[begin INPUT DATA]
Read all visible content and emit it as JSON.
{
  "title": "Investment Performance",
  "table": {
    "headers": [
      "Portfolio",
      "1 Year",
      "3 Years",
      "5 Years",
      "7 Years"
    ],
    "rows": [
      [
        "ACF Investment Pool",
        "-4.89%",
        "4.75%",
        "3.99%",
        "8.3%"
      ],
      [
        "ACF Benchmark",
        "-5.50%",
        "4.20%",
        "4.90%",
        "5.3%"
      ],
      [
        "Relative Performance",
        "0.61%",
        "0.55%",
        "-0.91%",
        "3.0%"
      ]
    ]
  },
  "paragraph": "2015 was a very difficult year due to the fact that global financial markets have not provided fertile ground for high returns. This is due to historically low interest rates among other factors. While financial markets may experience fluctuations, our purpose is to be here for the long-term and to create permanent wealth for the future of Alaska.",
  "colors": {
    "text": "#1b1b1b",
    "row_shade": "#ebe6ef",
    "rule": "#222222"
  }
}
[end INPUT DATA]
[begin INPUT DATA]
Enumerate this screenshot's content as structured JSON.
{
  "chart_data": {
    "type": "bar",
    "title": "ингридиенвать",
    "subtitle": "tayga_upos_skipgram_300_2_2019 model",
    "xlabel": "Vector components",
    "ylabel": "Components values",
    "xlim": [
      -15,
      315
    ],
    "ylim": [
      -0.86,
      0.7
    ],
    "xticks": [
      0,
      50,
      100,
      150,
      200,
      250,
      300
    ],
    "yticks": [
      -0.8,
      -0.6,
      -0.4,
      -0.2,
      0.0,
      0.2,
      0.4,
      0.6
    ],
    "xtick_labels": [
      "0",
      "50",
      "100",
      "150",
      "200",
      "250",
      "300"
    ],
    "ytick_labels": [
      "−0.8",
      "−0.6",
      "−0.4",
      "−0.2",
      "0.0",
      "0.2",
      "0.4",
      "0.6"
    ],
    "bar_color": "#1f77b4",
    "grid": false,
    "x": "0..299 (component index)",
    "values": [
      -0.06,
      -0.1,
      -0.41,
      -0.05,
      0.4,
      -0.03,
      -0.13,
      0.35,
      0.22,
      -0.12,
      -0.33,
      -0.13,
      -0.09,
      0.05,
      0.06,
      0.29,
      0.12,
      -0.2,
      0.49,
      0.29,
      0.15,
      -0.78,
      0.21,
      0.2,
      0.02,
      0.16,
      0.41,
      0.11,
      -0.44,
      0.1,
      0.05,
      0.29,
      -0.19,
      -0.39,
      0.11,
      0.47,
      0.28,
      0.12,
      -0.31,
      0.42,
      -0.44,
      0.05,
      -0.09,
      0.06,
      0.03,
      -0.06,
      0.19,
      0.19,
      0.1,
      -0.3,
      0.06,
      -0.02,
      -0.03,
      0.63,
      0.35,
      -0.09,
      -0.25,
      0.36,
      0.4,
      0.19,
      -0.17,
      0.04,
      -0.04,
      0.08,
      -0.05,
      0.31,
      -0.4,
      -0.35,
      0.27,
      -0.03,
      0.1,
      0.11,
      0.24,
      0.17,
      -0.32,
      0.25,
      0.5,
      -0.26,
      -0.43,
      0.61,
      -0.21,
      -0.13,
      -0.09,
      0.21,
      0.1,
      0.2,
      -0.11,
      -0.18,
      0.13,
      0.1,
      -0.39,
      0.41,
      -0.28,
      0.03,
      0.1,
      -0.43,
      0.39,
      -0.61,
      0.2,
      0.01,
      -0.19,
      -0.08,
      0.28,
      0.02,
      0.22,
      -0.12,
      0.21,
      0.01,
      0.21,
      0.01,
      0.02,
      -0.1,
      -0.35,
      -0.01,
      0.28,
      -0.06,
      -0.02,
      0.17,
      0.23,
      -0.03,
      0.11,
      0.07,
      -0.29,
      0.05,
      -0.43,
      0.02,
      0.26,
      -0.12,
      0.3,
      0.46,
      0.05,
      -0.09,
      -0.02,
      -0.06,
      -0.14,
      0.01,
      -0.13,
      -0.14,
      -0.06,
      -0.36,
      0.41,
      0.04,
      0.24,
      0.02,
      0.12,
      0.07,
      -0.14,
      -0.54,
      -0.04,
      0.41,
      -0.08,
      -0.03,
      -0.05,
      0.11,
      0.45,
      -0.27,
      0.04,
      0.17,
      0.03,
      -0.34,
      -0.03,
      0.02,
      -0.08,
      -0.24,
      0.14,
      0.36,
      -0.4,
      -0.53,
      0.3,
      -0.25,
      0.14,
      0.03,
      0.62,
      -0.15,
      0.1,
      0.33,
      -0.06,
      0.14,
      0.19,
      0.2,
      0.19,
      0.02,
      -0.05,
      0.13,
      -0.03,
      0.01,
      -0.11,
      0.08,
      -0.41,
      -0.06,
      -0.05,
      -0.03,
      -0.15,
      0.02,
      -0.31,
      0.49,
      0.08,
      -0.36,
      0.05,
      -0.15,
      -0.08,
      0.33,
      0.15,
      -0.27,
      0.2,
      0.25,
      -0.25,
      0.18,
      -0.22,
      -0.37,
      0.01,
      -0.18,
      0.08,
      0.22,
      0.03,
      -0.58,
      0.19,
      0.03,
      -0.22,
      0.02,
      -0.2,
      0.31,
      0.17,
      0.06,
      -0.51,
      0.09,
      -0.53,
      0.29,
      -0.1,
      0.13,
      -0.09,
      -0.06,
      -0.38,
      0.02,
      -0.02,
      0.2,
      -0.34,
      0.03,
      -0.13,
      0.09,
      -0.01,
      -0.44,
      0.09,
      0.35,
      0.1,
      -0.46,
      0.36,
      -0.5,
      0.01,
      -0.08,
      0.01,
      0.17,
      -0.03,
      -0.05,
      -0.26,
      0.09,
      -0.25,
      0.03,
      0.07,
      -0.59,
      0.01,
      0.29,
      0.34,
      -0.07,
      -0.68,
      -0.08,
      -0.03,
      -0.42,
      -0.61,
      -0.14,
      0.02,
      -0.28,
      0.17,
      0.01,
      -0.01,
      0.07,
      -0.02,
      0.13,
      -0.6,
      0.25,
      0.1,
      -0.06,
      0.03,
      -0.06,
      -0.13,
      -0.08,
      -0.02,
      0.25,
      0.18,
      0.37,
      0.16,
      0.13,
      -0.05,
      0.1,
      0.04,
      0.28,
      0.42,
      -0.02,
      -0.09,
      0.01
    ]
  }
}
[end INPUT DATA]
[begin INPUT DATA]
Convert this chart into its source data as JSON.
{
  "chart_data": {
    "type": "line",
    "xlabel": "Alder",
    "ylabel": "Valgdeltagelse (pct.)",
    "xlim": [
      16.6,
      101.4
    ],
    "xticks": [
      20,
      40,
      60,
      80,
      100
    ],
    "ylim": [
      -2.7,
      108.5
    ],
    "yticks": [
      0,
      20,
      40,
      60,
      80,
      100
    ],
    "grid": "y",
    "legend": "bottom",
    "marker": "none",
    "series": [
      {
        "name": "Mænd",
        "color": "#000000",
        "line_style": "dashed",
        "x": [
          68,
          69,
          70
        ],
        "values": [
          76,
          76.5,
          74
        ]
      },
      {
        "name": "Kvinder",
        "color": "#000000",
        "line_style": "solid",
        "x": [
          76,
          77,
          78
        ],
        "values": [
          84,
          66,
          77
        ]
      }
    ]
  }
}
[end INPUT DATA]
**PROMPT**:
Select the lines from the entries that include the word "Investment".

**COMPLETED EXERCISE**:
  "title": "Investment Performance",
        "ACF Investment Pool",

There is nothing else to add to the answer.